• _TASK DATA_
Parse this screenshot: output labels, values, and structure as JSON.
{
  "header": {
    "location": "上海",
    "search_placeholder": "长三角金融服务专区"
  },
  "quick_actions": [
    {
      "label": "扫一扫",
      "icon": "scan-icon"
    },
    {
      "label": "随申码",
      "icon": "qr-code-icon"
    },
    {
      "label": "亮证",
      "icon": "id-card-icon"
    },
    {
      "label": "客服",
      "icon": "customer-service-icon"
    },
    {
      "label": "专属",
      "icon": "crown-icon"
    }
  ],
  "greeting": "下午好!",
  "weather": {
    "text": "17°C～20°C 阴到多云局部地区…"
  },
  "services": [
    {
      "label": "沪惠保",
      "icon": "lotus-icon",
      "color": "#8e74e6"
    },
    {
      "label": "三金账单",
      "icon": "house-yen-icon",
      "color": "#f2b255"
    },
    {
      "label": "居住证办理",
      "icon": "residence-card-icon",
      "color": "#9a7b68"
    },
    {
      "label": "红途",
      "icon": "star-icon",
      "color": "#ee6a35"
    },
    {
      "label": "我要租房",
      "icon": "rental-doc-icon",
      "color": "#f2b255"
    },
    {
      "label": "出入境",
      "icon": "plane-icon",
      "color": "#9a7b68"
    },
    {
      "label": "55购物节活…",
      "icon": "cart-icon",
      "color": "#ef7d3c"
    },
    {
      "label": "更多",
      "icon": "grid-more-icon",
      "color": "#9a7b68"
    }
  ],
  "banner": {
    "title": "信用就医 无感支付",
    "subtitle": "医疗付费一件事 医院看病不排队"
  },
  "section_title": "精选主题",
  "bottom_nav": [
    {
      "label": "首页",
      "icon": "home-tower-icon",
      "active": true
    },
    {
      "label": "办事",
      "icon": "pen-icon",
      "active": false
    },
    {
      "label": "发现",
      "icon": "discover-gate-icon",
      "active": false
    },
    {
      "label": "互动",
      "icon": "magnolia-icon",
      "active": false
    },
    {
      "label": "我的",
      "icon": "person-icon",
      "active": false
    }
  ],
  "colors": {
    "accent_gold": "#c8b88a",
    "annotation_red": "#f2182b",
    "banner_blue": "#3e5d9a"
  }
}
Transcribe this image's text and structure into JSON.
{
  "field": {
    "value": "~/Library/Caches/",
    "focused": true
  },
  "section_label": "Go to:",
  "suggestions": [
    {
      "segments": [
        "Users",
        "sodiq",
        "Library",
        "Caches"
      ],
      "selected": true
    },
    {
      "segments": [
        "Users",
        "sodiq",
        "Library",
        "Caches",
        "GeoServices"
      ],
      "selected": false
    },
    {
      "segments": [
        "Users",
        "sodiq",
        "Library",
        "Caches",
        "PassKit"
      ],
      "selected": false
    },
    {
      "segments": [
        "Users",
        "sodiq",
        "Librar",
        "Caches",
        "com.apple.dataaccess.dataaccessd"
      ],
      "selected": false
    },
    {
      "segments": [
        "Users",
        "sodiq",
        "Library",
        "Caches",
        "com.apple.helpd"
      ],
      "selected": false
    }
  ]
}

• _YOUR TASK_
Across the data, tally the lines containing "structure" and give back the number alone.

• _TASK ANSWER_
2